EXERCISE BRIEF: Each line that follows should be printed again exactly as it stands.

(Recorded data)
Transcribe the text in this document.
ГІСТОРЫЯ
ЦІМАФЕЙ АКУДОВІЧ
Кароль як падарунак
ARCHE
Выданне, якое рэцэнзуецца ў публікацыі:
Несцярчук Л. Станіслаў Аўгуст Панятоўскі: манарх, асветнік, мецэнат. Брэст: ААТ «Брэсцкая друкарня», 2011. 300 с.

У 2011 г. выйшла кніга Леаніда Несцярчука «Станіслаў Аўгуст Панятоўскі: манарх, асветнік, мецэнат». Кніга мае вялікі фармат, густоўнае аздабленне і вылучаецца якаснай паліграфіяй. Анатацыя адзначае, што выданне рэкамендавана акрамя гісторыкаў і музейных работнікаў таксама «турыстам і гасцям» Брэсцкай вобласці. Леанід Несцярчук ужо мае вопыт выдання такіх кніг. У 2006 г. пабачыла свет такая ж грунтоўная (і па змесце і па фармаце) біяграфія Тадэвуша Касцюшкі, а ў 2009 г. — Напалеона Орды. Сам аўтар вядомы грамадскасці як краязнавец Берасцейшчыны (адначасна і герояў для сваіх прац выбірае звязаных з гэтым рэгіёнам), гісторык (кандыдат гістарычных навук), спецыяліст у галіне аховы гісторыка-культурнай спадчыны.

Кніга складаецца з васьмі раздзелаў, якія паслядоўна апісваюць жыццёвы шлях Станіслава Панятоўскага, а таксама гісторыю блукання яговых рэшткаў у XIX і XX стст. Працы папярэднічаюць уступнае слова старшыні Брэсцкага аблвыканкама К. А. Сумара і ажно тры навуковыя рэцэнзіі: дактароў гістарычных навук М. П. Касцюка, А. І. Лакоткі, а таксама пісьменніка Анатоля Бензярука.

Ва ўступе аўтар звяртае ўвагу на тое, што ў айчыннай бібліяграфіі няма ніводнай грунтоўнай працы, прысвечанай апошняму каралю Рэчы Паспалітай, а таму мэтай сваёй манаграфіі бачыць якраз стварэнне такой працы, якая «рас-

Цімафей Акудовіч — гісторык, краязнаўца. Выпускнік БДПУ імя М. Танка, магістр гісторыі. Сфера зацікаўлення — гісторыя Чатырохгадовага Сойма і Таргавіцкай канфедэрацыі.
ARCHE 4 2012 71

EXPECTED ANSWER:
Transcribe the text in this document.
ГІСТОРЫЯ
ЦІМАФЕЙ АКУДОВІЧ
Кароль як падарунак
ARCHE
Выданне, якое рэцэнзуецца ў публікацыі:
Несцярчук Л. Станіслаў Аўгуст Панятоўскі: манарх, асветнік, мецэнат. Брэст: ААТ «Брэсцкая друкарня», 2011. 300 с.

У 2011 г. выйшла кніга Леаніда Несцярчука «Станіслаў Аўгуст Панятоўскі: манарх, асветнік, мецэнат». Кніга мае вялікі фармат, густоўнае аздабленне і вылучаецца якаснай паліграфіяй. Анатацыя адзначае, што выданне рэкамендавана акрамя гісторыкаў і музейных работнікаў таксама «турыстам і гасцям» Брэсцкай вобласці. Леанід Несцярчук ужо мае вопыт выдання такіх кніг. У 2006 г. пабачыла свет такая ж грунтоўная (і па змесце і па фармаце) біяграфія Тадэвуша Касцюшкі, а ў 2009 г. — Напалеона Орды. Сам аўтар вядомы грамадскасці як краязнавец Берасцейшчыны (адначасна і герояў для сваіх прац выбірае звязаных з гэтым рэгіёнам), гісторык (кандыдат гістарычных навук), спецыяліст у галіне аховы гісторыка-культурнай спадчыны.

Кніга складаецца з васьмі раздзелаў, якія паслядоўна апісваюць жыццёвы шлях Станіслава Панятоўскага, а таксама гісторыю блукання яговых рэшткаў у XIX і XX стст. Працы папярэднічаюць уступнае слова старшыні Брэсцкага аблвыканкама К. А. Сумара і ажно тры навуковыя рэцэнзіі: дактароў гістарычных навук М. П. Касцюка, А. І. Лакоткі, а таксама пісьменніка Анатоля Бензярука.

Ва ўступе аўтар звяртае ўвагу на тое, што ў айчыннай бібліяграфіі няма ніводнай грунтоўнай працы, прысвечанай апошняму каралю Рэчы Паспалітай, а таму мэтай сваёй манаграфіі бачыць якраз стварэнне такой працы, якая «рас-

Цімафей Акудовіч — гісторык, краязнаўца. Выпускнік БДПУ імя М. Танка, магістр гісторыі. Сфера зацікаўлення — гісторыя Чатырохгадовага Сойма і Таргавіцкай канфедэрацыі.
ARCHE 4 2012 71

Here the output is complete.